[Text extract start]

Figure 2; scatter plots, histograms, and a times series comparison of the measured PM 2.5 concentration of four UBC- PM Sensors [UBC-PM-01 (orange), UBC-PM-03 (green), UBC-PM-04 (red), UBC-PM-05 (purple)] and the GRIM sensor [GRIMM (blue)]. The time series shows one-minute averaged PM 2.5 concentrations incremented from 2021-04-30 09:27:00 until 2021-04-30 21:36:00

Plot PM 10

fig = plt.figure(figsize=(14, 12))
fig.autofmt_xdate()
xfmt = DateFormatter("%m-%d %H:00")
fig.suptitle(r"PM 10 ($\frac{\mu g}{m^3}$)", fontsize=16)
ax = fig.add_subplot(2, 1, 2)
ax.plot(df_final.index,df_final['PM10 [ug/m3]'], lw = 4.0, label = 'GRIMM', color = colors[0])

[Text extract end]
[Stored data start]

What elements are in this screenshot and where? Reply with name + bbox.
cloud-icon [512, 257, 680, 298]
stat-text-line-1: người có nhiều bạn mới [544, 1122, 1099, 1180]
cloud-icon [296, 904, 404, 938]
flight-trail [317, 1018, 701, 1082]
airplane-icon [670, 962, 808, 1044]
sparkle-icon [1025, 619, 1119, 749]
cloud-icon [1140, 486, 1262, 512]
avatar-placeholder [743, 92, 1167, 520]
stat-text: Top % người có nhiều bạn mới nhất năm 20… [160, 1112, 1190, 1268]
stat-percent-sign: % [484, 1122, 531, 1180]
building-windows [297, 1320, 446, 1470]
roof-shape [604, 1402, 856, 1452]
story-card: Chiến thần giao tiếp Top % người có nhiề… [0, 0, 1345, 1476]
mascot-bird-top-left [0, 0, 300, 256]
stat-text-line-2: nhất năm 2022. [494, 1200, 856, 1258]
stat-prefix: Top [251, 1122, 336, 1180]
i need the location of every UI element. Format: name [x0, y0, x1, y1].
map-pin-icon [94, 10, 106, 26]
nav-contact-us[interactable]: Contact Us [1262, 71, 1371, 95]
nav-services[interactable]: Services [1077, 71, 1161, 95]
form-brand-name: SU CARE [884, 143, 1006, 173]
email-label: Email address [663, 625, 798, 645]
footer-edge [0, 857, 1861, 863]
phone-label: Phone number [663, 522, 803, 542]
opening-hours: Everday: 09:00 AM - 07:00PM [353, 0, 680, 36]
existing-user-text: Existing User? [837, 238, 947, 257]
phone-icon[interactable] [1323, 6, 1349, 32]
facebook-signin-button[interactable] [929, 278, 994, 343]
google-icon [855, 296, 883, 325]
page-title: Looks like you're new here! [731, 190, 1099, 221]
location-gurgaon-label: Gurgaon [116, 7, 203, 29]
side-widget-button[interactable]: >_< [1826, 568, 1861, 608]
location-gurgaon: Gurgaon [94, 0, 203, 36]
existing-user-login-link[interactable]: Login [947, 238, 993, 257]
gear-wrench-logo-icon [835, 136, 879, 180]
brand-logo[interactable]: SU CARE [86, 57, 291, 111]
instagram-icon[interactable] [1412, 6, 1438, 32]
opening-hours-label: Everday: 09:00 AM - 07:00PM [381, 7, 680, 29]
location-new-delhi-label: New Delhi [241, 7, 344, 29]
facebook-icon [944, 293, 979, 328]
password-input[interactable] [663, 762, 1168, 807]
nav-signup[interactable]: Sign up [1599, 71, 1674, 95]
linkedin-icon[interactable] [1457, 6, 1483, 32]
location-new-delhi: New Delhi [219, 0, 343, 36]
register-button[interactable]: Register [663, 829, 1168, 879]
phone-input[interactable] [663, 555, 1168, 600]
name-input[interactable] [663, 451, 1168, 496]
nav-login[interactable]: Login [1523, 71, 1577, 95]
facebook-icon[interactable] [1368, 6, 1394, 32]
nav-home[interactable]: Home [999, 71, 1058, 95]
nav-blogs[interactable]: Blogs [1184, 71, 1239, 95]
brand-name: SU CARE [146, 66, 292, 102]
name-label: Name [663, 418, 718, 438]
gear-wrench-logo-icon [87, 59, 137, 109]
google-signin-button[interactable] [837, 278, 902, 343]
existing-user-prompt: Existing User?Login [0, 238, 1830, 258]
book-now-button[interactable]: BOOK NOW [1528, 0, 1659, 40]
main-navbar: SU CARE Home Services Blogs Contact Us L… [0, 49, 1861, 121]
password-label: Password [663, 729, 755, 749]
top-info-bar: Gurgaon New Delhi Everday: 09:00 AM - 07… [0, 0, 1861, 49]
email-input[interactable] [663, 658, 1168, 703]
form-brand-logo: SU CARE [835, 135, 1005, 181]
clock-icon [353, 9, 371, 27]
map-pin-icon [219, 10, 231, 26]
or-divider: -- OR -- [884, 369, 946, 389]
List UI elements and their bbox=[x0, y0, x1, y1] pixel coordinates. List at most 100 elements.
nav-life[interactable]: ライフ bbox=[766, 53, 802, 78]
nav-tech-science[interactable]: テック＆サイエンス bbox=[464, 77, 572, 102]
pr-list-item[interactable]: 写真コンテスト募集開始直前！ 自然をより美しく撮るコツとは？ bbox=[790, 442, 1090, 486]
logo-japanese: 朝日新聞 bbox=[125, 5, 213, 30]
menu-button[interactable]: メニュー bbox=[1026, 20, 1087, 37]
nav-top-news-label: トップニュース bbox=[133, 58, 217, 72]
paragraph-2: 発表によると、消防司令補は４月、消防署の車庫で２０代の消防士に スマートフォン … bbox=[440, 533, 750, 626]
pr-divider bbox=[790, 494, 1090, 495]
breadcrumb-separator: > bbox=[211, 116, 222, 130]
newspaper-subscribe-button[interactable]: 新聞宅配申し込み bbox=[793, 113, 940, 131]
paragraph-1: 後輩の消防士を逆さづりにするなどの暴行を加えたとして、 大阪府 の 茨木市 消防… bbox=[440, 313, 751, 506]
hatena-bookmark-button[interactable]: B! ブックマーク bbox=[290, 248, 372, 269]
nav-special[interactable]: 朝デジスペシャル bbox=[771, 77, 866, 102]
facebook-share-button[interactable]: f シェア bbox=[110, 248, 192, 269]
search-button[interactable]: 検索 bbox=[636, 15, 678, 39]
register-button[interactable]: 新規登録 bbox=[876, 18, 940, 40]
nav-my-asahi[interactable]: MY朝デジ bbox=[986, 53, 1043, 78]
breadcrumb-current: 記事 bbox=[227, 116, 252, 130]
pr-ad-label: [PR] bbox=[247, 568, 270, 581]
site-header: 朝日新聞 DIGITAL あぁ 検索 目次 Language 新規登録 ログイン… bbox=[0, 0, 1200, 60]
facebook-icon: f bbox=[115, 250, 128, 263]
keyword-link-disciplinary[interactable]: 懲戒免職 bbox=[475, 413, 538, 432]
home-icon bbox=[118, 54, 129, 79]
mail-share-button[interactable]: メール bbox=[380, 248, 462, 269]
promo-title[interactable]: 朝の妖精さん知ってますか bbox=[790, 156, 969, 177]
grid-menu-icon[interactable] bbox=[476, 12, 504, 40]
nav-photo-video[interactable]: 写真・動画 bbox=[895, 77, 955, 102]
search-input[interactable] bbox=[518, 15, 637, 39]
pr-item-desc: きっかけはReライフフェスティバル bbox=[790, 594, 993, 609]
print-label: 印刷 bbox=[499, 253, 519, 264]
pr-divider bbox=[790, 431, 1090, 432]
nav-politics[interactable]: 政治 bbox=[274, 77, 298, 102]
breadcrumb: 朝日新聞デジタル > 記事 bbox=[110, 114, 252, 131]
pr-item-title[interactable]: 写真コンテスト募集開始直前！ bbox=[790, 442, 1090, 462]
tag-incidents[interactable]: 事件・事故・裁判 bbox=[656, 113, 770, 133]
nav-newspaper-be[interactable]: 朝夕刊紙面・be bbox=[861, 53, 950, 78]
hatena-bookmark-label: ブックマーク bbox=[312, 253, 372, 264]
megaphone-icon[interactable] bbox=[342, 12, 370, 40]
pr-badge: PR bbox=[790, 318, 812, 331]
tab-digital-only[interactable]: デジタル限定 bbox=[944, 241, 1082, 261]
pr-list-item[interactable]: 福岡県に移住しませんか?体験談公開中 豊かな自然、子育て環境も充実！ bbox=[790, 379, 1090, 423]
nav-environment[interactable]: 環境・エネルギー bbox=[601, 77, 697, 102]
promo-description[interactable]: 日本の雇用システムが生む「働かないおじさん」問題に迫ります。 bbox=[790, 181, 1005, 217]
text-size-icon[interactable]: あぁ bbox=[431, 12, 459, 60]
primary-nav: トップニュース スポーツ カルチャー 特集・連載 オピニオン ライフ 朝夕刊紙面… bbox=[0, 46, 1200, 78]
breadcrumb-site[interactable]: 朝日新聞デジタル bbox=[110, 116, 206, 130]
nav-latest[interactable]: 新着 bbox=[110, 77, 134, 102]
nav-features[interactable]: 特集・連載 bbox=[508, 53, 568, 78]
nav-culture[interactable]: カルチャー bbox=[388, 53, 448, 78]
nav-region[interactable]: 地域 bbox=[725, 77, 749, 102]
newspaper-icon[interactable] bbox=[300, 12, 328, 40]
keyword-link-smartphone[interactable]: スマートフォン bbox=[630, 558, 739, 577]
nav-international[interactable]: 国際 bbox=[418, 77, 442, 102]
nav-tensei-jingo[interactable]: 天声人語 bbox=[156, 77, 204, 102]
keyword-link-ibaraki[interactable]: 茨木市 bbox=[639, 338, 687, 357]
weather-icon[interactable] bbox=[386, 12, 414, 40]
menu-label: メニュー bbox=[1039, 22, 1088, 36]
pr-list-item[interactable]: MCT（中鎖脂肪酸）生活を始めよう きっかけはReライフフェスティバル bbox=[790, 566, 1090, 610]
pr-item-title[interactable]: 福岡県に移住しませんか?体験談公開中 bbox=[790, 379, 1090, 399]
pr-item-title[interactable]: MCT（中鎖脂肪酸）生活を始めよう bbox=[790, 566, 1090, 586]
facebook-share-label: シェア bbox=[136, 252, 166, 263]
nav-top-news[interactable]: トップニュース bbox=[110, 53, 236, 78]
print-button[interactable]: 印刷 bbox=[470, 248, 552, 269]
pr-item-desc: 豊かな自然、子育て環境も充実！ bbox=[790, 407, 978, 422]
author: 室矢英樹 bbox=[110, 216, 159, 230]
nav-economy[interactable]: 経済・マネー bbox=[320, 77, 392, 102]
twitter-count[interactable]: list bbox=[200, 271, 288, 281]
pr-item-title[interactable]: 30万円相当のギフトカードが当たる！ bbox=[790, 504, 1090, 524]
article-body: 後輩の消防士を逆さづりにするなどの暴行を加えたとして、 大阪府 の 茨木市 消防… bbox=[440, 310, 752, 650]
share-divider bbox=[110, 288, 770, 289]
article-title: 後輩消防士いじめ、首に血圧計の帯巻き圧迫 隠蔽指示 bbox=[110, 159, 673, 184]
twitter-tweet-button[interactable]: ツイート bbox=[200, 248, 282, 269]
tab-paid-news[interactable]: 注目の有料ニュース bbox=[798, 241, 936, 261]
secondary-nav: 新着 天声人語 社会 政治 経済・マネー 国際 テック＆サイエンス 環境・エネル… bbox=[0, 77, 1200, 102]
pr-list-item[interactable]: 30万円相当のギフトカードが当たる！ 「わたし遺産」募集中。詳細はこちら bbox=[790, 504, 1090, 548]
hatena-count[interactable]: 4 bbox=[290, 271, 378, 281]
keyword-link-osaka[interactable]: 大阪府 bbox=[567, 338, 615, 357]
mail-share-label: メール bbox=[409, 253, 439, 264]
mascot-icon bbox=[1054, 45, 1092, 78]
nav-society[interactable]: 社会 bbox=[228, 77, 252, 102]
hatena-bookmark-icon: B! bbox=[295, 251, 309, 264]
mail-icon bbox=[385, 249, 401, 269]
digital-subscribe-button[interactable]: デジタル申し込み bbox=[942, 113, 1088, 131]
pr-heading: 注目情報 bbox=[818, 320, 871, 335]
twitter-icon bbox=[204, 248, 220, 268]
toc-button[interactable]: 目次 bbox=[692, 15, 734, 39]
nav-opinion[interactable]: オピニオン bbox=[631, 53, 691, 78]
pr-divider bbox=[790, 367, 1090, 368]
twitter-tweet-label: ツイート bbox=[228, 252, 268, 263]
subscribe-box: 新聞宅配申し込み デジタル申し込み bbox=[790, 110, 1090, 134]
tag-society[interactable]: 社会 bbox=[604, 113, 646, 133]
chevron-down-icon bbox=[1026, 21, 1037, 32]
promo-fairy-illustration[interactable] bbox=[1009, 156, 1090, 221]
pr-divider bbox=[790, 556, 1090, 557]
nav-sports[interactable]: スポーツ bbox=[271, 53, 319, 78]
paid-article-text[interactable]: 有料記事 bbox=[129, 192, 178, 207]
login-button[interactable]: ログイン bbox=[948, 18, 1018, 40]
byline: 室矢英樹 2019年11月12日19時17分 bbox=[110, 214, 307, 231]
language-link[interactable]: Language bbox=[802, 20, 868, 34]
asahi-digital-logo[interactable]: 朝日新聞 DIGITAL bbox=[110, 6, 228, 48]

[Stored data end]

§ Requirement A:
Answer these questions using the PM sensor comparison text, one answer per line:
(i) Which color marks UBC-PM-04 in Figure 2?
(ii) At what date and time does the time series end?
(iii) What figure size does the PM 10 plotting code set?
§ Requirement B: List every sensor label that appears in square brackets in the figure caption of the PM sensor comparison text.
§ Requirement C: Carry on the PM sensor comparison text from the point where its PM 10 plotting code stops.

§ Written response A:
(i) Red
(ii) 2021-04-30 21:36:00
(iii) (14, 12)

§ Written response B: UBC-PM-01, UBC-PM-03, UBC-PM-04, UBC-PM-05, GRIMM

§ Written response C:
ax.plot(df_final.index,df_final['UBC_PM_01_pm100_env'], label = 'UBC-PM-01', color = colors[1])
# ax.plot(df_final.index,df_final['UBC_PM_02_pm100_env'], label = 'UBC-PM-02', color = colors[2])
ax.plot(df_final.index,df_final['UBC_PM_03_pm100_env'], label = 'UBC-PM-03', color = colors[2])
ax.plot(df_final.index,df_final['UBC_PM_04_pm100_env'], label = 'UBC-PM-04', color = colors[3])
ax.plot(df_final.index,df_final['UBC_PM_05_pm100_env'], label = 'UBC-PM-05', color = colors[4])
ax.set_ylabel(r'$\frac{\mu g}{m^3}$', rotation=0)
ax.set_xlabel('Time (MM-DD HH)')
ax.legend(
    loc="upper center",
    bbox_to_anchor=(0.5, 2.44),
    ncol=6,
    fancybox=True,
    shadow=True,
)
ax = fig.add_subplot(2, 2, 1)
size = 6
ax.scatter(df_final['PM10 [ug/m3]'], df_final['PM10 [ug/m3]'], s=size, color = colors[0])
ax.scatter(df_final['PM10 [ug/m3]'], df_final['UBC_PM_01_pm100_env'], s=size, color = colors[1])
# ax.scatter(df_grim['PM10 [ug/m3]'], df_final['UBC_PM_02_pm100_env'], s=size, color = colors[2])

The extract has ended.